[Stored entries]
=-=-=-=-=
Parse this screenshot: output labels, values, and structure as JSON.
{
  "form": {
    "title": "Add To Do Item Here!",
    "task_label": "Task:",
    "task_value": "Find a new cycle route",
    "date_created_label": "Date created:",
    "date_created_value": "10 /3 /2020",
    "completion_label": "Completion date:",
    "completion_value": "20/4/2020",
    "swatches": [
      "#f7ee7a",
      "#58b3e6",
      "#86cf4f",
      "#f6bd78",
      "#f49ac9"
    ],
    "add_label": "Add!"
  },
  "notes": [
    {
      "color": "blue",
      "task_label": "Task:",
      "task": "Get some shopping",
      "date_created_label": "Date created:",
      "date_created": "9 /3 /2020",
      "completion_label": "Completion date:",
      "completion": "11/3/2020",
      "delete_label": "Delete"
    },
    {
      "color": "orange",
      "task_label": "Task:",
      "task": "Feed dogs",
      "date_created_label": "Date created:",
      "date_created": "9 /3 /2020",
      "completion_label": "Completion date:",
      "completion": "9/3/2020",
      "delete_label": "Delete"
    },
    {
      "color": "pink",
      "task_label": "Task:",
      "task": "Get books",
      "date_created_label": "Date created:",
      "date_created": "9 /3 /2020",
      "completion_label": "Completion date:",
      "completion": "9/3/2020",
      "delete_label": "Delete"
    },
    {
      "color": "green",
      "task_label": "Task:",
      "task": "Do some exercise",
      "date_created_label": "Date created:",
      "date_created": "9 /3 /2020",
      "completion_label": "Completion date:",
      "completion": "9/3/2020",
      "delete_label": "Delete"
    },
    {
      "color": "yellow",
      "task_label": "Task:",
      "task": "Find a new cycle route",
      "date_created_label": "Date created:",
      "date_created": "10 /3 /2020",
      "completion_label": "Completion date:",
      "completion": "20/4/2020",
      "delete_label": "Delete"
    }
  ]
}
=-=-=-=-=
» **GIVEN TASK**
Reproduce all of the entries word for word.

» **THE REPLY**
Parse this screenshot: output labels, values, and structure as JSON.
{
  "form": {
    "title": "Add To Do Item Here!",
    "task_label": "Task:",
    "task_value": "Find a new cycle route",
    "date_created_label": "Date created:",
    "date_created_value": "10 /3 /2020",
    "completion_label": "Completion date:",
    "completion_value": "20/4/2020",
    "swatches": [
      "#f7ee7a",
      "#58b3e6",
      "#86cf4f",
      "#f6bd78",
      "#f49ac9"
    ],
    "add_label": "Add!"
  },
  "notes": [
    {
      "color": "blue",
      "task_label": "Task:",
      "task": "Get some shopping",
      "date_created_label": "Date created:",
      "date_created": "9 /3 /2020",
      "completion_label": "Completion date:",
      "completion": "11/3/2020",
      "delete_label": "Delete"
    },
    {
      "color": "orange",
      "task_label": "Task:",
      "task": "Feed dogs",
      "date_created_label": "Date created:",
      "date_created": "9 /3 /2020",
      "completion_label": "Completion date:",
      "completion": "9/3/2020",
      "delete_label": "Delete"
    },
    {
      "color": "pink",
      "task_label": "Task:",
      "task": "Get books",
      "date_created_label": "Date created:",
      "date_created": "9 /3 /2020",
      "completion_label": "Completion date:",
      "completion": "9/3/2020",
      "delete_label": "Delete"
    },
    {
      "color": "green",
      "task_label": "Task:",
      "task": "Do some exercise",
      "date_created_label": "Date created:",
      "date_created": "9 /3 /2020",
      "completion_label": "Completion date:",
      "completion": "9/3/2020",
      "delete_label": "Delete"
    },
    {
      "color": "yellow",
      "task_label": "Task:",
      "task": "Find a new cycle route",
      "date_created_label": "Date created:",
      "date_created": "10 /3 /2020",
      "completion_label": "Completion date:",
      "completion": "20/4/2020",
      "delete_label": "Delete"
    }
  ]
}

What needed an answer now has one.